● **Written instruction**
Copy every record below exactly as written, but leave out the pictures.

Collected data:

'''

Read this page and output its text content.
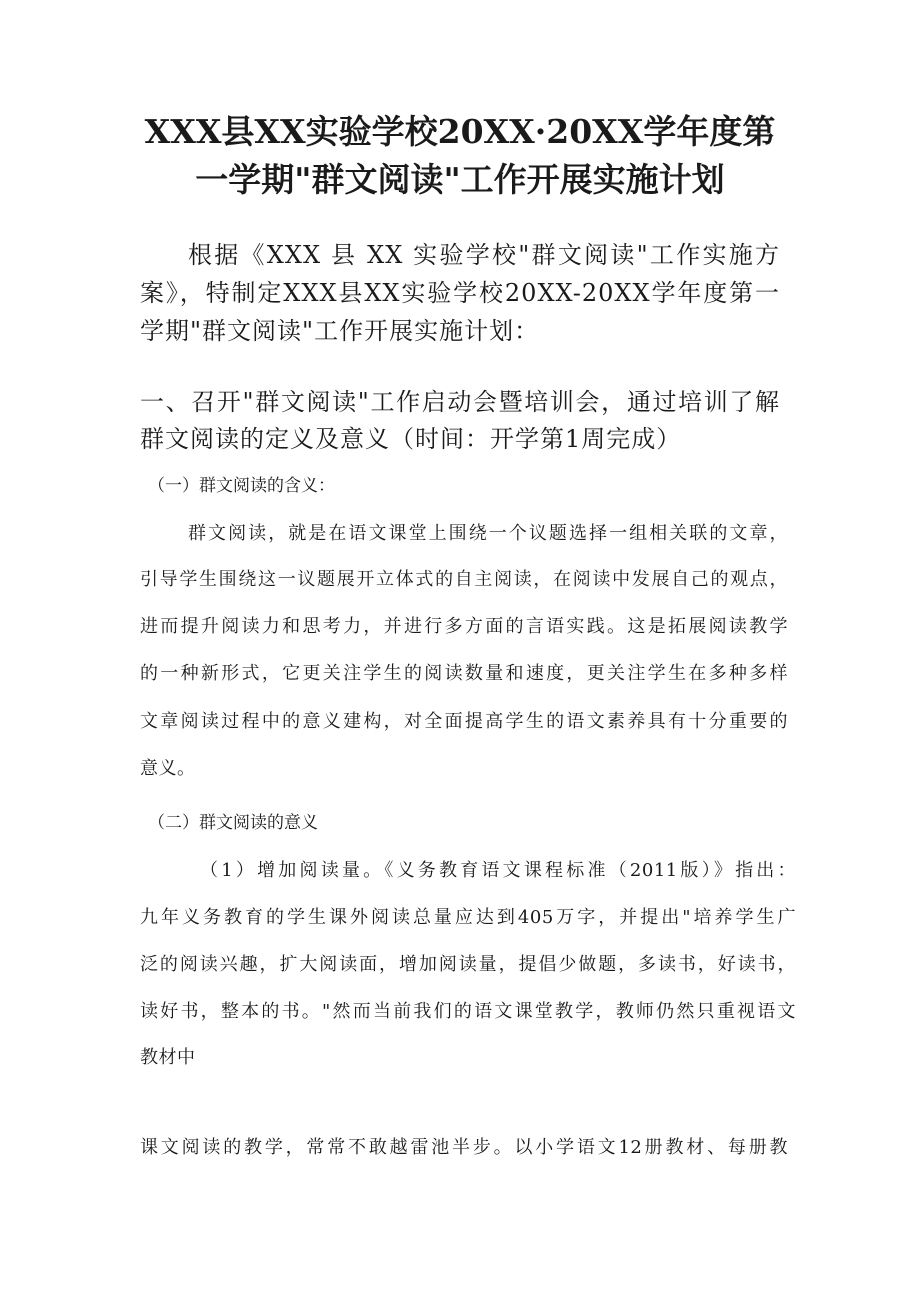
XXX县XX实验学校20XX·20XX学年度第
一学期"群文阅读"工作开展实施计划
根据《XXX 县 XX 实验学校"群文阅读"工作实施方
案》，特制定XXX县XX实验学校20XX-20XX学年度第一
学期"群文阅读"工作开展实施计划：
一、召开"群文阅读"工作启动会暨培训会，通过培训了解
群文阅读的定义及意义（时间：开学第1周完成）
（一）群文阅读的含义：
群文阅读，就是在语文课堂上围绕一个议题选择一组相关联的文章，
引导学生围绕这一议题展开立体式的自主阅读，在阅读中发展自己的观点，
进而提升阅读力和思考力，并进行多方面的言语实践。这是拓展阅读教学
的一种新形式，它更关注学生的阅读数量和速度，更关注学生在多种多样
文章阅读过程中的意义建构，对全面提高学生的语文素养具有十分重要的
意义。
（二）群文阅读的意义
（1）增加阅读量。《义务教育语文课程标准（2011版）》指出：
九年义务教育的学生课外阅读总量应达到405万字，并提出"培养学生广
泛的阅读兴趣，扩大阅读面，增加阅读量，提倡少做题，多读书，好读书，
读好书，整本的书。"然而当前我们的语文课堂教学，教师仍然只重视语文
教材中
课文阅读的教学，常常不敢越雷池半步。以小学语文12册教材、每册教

'''

● **Worked solution**
Read this page and output its text content.
XXX县XX实验学校20XX·20XX学年度第
一学期"群文阅读"工作开展实施计划
根据《XXX 县 XX 实验学校"群文阅读"工作实施方
案》，特制定XXX县XX实验学校20XX-20XX学年度第一
学期"群文阅读"工作开展实施计划：
一、召开"群文阅读"工作启动会暨培训会，通过培训了解
群文阅读的定义及意义（时间：开学第1周完成）
（一）群文阅读的含义：
群文阅读，就是在语文课堂上围绕一个议题选择一组相关联的文章，
引导学生围绕这一议题展开立体式的自主阅读，在阅读中发展自己的观点，
进而提升阅读力和思考力，并进行多方面的言语实践。这是拓展阅读教学
的一种新形式，它更关注学生的阅读数量和速度，更关注学生在多种多样
文章阅读过程中的意义建构，对全面提高学生的语文素养具有十分重要的
意义。
（二）群文阅读的意义
（1）增加阅读量。《义务教育语文课程标准（2011版）》指出：
九年义务教育的学生课外阅读总量应达到405万字，并提出"培养学生广
泛的阅读兴趣，扩大阅读面，增加阅读量，提倡少做题，多读书，好读书，
读好书，整本的书。"然而当前我们的语文课堂教学，教师仍然只重视语文
教材中
课文阅读的教学，常常不敢越雷池半步。以小学语文12册教材、每册教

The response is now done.